-- Information shown start --
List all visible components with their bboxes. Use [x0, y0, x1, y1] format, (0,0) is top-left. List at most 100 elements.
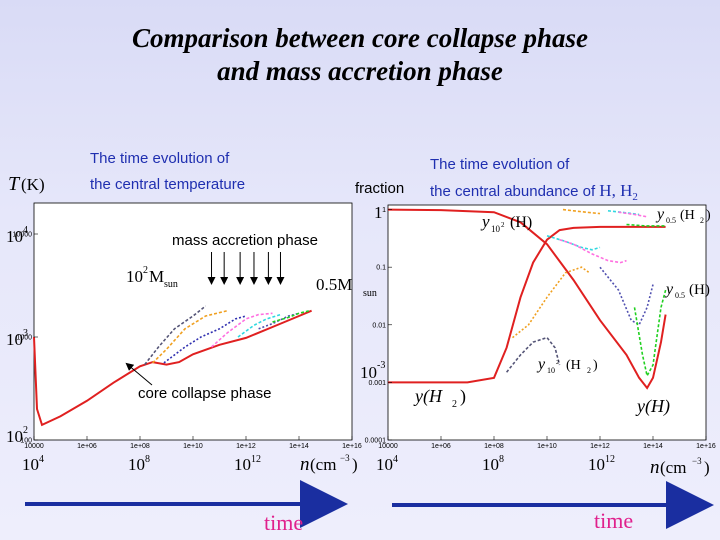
annot-yH-min: y 0.5 (H) [664, 281, 710, 300]
y-tick-label: 0.01 [372, 322, 386, 329]
y-tick-label: 1 [382, 207, 386, 214]
accretion-label: mass accretion phase [172, 232, 318, 249]
big-x-tick-exp: 12 [251, 454, 261, 465]
title-line-2: and mass accretion phase [217, 56, 503, 86]
right-chart: fraction 10000 1e+06 1e+08 1e+10 1e+12 1e+14 1… [355, 180, 716, 478]
big-x-tick: 10 [128, 455, 145, 474]
right-big-ytick-1: 1 [374, 203, 383, 222]
big-x-tick: 10 [376, 455, 393, 474]
right-caption-line-1: The time evolution of [430, 156, 570, 173]
y-tick-label: 10000 [13, 232, 33, 239]
x-tick-label: 1e+14 [289, 443, 309, 450]
big-x-tick-exp: 4 [39, 454, 44, 465]
species-label: H, H [599, 181, 633, 200]
annot-yH2-max-close: ) [593, 358, 598, 373]
right-xlabel-n: n [650, 457, 660, 478]
y-tick-label: 0.1 [376, 265, 386, 272]
series-line-0 [33, 309, 312, 427]
right-xlabel-unit: (cm [660, 458, 686, 477]
right-caption-line-2-text: the central abundance of [430, 183, 596, 200]
left-chart: T (K) 10000 1e+06 1e+08 1e+10 1e+12 1e+14 1e+1… [6, 173, 377, 475]
left-caption-line-1: The time evolution of [90, 150, 230, 167]
big-y-tick: 10 [6, 330, 23, 349]
slide-title: Comparison between core collapse phase a… [0, 22, 720, 88]
right-big-ytick-bottom: 10 [360, 363, 377, 382]
big-x-tick-exp: 8 [499, 454, 504, 465]
big-x-tick: 10 [234, 455, 251, 474]
y-tick-label: 1000 [16, 335, 32, 342]
annot-yH2-max-y: y [536, 356, 546, 373]
title-line-1: Comparison between core collapse phase [132, 23, 588, 53]
big-y-tick-exp: 4 [23, 225, 28, 236]
annot-yH-max-y: y [480, 212, 490, 231]
x-tick-label: 1e+16 [696, 443, 716, 450]
left-caption: The time evolution of the central temper… [90, 146, 245, 198]
x-tick-label: 1e+16 [342, 443, 362, 450]
series-line-4 [210, 312, 273, 348]
big-x-tick-exp: 4 [393, 454, 398, 465]
y-tick-label: 0.0001 [365, 438, 387, 445]
mass-low-base: 0.5M [316, 275, 352, 294]
annot-yH: y(H) [635, 396, 670, 417]
series-line-1 [388, 225, 666, 384]
x-tick-label: 10000 [378, 443, 398, 450]
right-xlabel: n (cm −3 ) [650, 456, 710, 478]
right-series-group [387, 208, 667, 390]
series-line-5 [237, 313, 281, 338]
annot-yH-min-sub: 0.5 [675, 291, 685, 300]
big-x-tick-exp: 12 [605, 454, 615, 465]
annot-yH-min-y: y [664, 281, 674, 298]
time-label-left: time [264, 510, 303, 535]
series-line-5 [559, 238, 627, 264]
series-line-6 [599, 266, 654, 326]
x-tick-label: 1e+10 [183, 443, 203, 450]
collapse-label: core collapse phase [138, 385, 271, 402]
right-xlabel-close: ) [704, 458, 710, 477]
series-line-7 [633, 289, 667, 379]
left-xlabel-unit: (cm [310, 455, 336, 474]
big-y-tick: 10 [6, 427, 23, 446]
annot-yH2-min-sub: 0.5 [666, 216, 676, 225]
annot-yH2-min-close: ) [706, 208, 711, 223]
left-caption-line-2: the central temperature [90, 176, 246, 193]
species-sub: 2 [632, 191, 638, 203]
big-x-tick: 10 [22, 455, 39, 474]
series-line-8 [562, 208, 601, 215]
y-tick-label: 100 [20, 438, 32, 445]
annot-yH-max-sub: 10 [491, 224, 501, 234]
annot-yH2-max-arg: (H [566, 358, 581, 373]
annot-yH2-max-sub: 10 [547, 366, 555, 375]
left-ylabel-unit: (K) [21, 175, 45, 194]
annot-yH-max: y 10 2 (H) [480, 212, 532, 234]
annot-yH-min-arg: (H) [689, 282, 710, 298]
annot-yH-max-sup: 2 [501, 221, 505, 229]
y-tick-label: 0.001 [368, 380, 386, 387]
annot-yH2-min-arg: (H [680, 208, 695, 223]
annot-yH2-max: y 10 2 (H 2 ) [536, 356, 598, 375]
x-tick-label: 1e+06 [77, 443, 97, 450]
big-y-tick-exp: 2 [23, 425, 28, 436]
series-line-2 [505, 336, 561, 373]
annot-yH2-max-sup: 2 [556, 360, 559, 366]
annot-yH2-max-arg-sub: 2 [587, 366, 591, 375]
x-tick-label: 1e+12 [590, 443, 610, 450]
big-x-tick: 10 [588, 455, 605, 474]
left-xlabel-close: ) [352, 455, 358, 474]
series-line-3 [512, 266, 590, 339]
right-caption: The time evolution of the central abunda… [430, 152, 638, 210]
x-tick-label: 1e+10 [537, 443, 557, 450]
x-tick-label: 10000 [24, 443, 44, 450]
right-ylabel: fraction [355, 180, 404, 197]
x-tick-label: 1e+08 [484, 443, 504, 450]
mass-low-sub: sun [363, 288, 377, 299]
x-tick-label: 1e+08 [130, 443, 150, 450]
mass-low-label: 0.5M sun [316, 275, 377, 299]
mass-high-label: 10 2 M sun [126, 265, 178, 290]
series-line-2 [152, 309, 228, 364]
big-y-tick-exp: 3 [23, 328, 28, 339]
annot-yH2-sub: 2 [452, 399, 457, 410]
accretion-arrows [207, 252, 285, 285]
series-line-1 [144, 305, 207, 366]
-- Information shown end --
Stated goal: Show every row above that contains the string "species", matching case exactly.

The completed task:
species-label: H, H [599, 181, 633, 200]
species-sub: 2 [632, 191, 638, 203]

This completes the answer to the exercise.